[Extracted data entries]
|---|

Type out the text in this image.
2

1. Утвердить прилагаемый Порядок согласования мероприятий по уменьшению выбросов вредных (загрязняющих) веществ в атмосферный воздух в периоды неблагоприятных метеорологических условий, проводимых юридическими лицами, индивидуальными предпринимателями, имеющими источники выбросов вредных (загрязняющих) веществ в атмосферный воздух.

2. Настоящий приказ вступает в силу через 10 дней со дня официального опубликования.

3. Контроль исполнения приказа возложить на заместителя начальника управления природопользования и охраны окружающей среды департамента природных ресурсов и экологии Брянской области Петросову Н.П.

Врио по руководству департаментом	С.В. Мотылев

|---|

#### [INSTRUCTION]
Write out the entire listing exactly.

#### [ANSWER TO THIS EXERCISE]
Type out the text in this image.
2

1. Утвердить прилагаемый Порядок согласования мероприятий по уменьшению выбросов вредных (загрязняющих) веществ в атмосферный воздух в периоды неблагоприятных метеорологических условий, проводимых юридическими лицами, индивидуальными предпринимателями, имеющими источники выбросов вредных (загрязняющих) веществ в атмосферный воздух.

2. Настоящий приказ вступает в силу через 10 дней со дня официального опубликования.

3. Контроль исполнения приказа возложить на заместителя начальника управления природопользования и охраны окружающей среды департамента природных ресурсов и экологии Брянской области Петросову Н.П.

Врио по руководству департаментом	С.В. Мотылев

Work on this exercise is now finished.